(Records from a collection)

□ □ □

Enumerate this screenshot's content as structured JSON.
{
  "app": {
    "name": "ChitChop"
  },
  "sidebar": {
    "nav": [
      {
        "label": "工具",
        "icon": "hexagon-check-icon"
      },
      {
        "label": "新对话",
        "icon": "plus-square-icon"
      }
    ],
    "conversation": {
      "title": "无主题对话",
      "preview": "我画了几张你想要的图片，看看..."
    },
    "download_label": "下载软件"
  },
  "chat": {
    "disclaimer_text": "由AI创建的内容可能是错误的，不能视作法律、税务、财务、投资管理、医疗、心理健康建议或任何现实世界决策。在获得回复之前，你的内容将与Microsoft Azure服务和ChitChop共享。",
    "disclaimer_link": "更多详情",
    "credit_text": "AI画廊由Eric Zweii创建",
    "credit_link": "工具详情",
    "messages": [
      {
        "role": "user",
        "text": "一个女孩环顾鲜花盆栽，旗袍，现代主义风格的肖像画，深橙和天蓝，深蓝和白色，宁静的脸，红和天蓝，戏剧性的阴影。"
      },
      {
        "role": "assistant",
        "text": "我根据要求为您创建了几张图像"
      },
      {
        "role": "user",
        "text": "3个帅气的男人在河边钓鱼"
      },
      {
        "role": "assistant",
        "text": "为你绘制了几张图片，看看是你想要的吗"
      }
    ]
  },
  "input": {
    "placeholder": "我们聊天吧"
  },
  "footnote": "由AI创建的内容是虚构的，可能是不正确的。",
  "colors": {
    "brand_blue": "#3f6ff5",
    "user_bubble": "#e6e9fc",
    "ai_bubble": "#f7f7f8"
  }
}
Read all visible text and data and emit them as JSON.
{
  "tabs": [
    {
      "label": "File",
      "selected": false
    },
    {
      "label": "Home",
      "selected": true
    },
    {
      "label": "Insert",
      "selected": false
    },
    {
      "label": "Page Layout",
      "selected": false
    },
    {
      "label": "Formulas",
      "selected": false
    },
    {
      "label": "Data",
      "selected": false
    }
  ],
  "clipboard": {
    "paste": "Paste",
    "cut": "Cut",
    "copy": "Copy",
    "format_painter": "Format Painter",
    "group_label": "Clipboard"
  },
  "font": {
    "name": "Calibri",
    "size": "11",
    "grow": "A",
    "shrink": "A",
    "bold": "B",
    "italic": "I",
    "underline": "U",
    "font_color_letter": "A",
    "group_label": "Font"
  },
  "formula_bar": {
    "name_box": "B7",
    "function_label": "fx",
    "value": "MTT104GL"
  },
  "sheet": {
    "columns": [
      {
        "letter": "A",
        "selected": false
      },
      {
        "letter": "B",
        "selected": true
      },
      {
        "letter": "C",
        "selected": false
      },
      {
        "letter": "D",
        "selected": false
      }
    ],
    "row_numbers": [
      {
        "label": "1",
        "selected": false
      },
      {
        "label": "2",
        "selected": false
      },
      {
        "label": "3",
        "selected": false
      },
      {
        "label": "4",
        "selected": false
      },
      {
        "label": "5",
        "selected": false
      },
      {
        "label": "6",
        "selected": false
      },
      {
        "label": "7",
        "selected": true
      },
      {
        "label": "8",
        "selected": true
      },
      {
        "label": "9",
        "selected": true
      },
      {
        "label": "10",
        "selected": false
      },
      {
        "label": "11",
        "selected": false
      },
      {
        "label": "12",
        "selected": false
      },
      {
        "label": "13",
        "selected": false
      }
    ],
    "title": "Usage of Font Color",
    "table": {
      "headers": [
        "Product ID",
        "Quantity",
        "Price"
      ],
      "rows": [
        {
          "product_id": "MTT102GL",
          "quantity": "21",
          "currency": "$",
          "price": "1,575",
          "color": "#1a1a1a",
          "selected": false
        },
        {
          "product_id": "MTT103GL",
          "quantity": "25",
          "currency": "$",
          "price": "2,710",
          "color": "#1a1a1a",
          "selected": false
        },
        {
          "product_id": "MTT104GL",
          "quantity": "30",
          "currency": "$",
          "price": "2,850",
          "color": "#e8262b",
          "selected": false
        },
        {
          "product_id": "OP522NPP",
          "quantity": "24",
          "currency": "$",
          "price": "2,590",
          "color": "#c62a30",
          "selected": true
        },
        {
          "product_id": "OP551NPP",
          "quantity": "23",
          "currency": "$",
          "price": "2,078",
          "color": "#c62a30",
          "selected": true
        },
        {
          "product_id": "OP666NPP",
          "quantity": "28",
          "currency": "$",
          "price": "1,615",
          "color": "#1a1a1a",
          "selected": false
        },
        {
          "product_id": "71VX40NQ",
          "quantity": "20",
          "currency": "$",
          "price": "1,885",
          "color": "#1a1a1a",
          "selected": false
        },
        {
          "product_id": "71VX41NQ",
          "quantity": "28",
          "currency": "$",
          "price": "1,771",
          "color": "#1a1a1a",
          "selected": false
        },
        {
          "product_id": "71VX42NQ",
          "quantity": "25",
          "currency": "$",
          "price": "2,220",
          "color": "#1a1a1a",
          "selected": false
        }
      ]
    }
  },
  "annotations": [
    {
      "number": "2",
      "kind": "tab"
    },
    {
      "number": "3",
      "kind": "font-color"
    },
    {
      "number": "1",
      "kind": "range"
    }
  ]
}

□ □ □

Request
Consider the entries above and return each line with the string "title".

Finished answer
      "title": "无主题对话",
    "title": "Usage of Font Color",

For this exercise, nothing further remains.